### Data shown
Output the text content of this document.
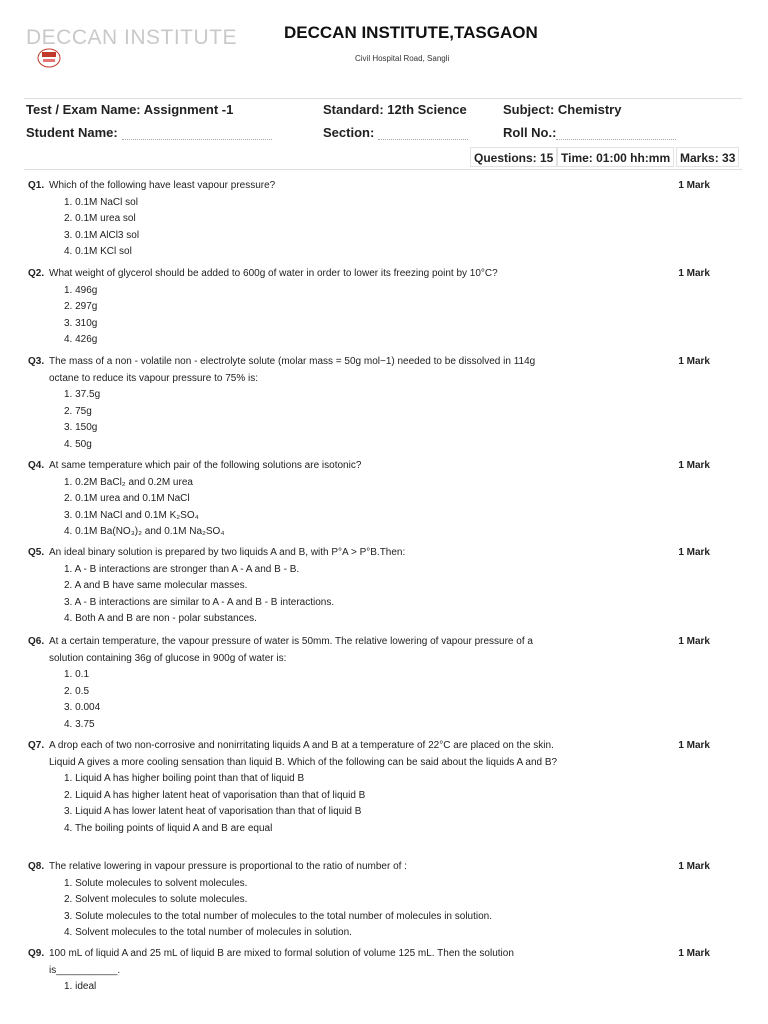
DECCAN INSTITUTE	DECCAN INSTITUTE,TASGAON
Civil Hospital Road, Sangli
Test / Exam Name: Assignment -1	Standard: 12th Science	Subject: Chemistry
Student Name:	Section:	Roll No.:
Questions: 15 Time: 01:00 hh:mm Marks: 33
Q1. Which of the following have least vapour pressure?	1 Mark
1. 0.1M NaCl sol
2. 0.1M urea sol
3. 0.1M AlCl3 sol
4. 0.1M KCl sol
Q2. What weight of glycerol should be added to 600g of water in order to lower its freezing point by 10°C?	1 Mark
1. 496g
2. 297g
3. 310g
4. 426g
Q3. The mass of a non - volatile non - electrolyte solute (molar mass = 50g mol−1) needed to be dissolved in 114g octane to reduce its vapour pressure to 75% is:
1 Mark
1. 37.5g
2. 75g
3. 150g
4. 50g
Q4. At same temperature which pair of the following solutions are isotonic?	1 Mark
1. 0.2M BaCl₂ and 0.2M urea
2. 0.1M urea and 0.1M NaCl
3. 0.1M NaCl and 0.1M K₂SO₄
4. 0.1M Ba(NO₃)₂ and 0.1M Na₂SO₄
Q5. An ideal binary solution is prepared by two liquids A and B, with P°A > P°B.Then:	1 Mark
1. A - B interactions are stronger than A - A and B - B.
2. A and B have same molecular masses.
3. A - B interactions are similar to A - A and B - B interactions.
4. Both A and B are non - polar substances.
Q6. At a certain temperature, the vapour pressure of water is 50mm. The relative lowering of vapour pressure of a solution containing 36g of glucose in 900g of water is:
1 Mark
1. 0.1
2. 0.5
3. 0.004
4. 3.75
Q7. A drop each of two non-corrosive and nonirritating liquids A and B at a temperature of 22°C are placed on the skin. Liquid A gives a more cooling sensation than liquid B. Which of the following can be said about the liquids A and B?
1 Mark
1. Liquid A has higher boiling point than that of liquid B
2. Liquid A has higher latent heat of vaporisation than that of liquid B
3. Liquid A has lower latent heat of vaporisation than that of liquid B
4. The boiling points of liquid A and B are equal
Q8. The relative lowering in vapour pressure is proportional to the ratio of number of :	1 Mark
1. Solute molecules to solvent molecules.
2. Solvent molecules to solute molecules.
3. Solute molecules to the total number of molecules to the total number of molecules in solution.
4. Solvent molecules to the total number of molecules in solution.
Q9. 100 mL of liquid A and 25 mL of liquid B are mixed to formal solution of volume 125 mL. Then the solution is___________.
1 Mark
1. ideal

### Goal of the exercise
Track down every line with the word "urea" and copy it.

### Response
2. 0.1M urea sol
1. 0.2M BaCl₂ and 0.2M urea
2. 0.1M urea and 0.1M NaCl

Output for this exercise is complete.